= DO THIS =
Report only the number of lines holding "year".

— START OF INPUT ROWS —

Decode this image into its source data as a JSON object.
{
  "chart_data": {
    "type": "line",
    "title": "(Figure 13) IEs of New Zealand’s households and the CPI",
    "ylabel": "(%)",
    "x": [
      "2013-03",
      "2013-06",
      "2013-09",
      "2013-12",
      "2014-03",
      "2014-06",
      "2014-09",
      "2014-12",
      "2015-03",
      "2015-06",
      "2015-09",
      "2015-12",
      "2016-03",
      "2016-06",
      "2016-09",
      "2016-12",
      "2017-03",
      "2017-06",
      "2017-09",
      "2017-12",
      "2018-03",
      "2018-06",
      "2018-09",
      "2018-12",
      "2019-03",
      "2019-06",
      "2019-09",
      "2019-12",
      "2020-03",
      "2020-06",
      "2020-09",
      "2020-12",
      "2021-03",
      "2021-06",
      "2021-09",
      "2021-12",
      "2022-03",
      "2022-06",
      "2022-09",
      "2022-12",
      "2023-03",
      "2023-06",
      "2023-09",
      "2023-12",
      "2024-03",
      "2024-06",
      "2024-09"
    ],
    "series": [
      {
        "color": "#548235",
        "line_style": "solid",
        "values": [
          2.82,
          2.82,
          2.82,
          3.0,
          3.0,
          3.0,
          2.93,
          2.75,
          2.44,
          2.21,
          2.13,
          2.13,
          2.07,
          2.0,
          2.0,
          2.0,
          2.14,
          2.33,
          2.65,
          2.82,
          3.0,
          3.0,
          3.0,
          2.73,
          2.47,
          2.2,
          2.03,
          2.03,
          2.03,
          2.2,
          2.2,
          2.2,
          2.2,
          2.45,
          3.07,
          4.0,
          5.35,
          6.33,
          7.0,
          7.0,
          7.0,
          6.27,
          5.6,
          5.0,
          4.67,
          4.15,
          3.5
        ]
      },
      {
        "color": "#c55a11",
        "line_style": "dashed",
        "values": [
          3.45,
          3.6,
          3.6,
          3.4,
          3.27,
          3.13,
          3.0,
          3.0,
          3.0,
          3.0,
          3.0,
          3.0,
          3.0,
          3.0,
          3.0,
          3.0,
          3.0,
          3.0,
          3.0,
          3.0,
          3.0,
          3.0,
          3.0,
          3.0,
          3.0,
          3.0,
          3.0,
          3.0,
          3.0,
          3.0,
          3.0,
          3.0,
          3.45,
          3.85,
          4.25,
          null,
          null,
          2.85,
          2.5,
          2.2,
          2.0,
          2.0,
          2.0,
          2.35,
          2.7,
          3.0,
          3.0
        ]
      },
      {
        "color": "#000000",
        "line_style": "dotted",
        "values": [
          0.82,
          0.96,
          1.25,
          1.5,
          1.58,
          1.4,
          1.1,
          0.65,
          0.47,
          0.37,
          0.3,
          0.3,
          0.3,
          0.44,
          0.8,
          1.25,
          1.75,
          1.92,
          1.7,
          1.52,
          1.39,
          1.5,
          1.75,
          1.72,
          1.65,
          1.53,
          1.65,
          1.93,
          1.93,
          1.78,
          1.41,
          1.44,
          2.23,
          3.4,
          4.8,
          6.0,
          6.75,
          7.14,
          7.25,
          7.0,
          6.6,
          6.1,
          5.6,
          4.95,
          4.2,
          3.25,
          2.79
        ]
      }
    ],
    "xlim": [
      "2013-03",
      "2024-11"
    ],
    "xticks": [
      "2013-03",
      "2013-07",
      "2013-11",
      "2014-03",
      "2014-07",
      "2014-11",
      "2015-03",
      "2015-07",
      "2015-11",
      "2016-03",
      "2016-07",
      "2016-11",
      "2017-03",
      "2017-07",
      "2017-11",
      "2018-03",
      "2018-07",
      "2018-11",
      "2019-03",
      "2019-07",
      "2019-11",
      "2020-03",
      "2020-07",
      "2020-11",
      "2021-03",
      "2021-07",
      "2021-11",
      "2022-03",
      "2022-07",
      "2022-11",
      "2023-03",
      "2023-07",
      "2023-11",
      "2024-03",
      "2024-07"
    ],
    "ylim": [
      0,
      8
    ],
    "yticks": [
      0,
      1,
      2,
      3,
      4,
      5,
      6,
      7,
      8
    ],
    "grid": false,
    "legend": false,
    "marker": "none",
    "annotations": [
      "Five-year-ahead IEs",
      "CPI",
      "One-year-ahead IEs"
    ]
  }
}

— END OF INPUT ROWS —

= OUTPUT OF THE TASK =
2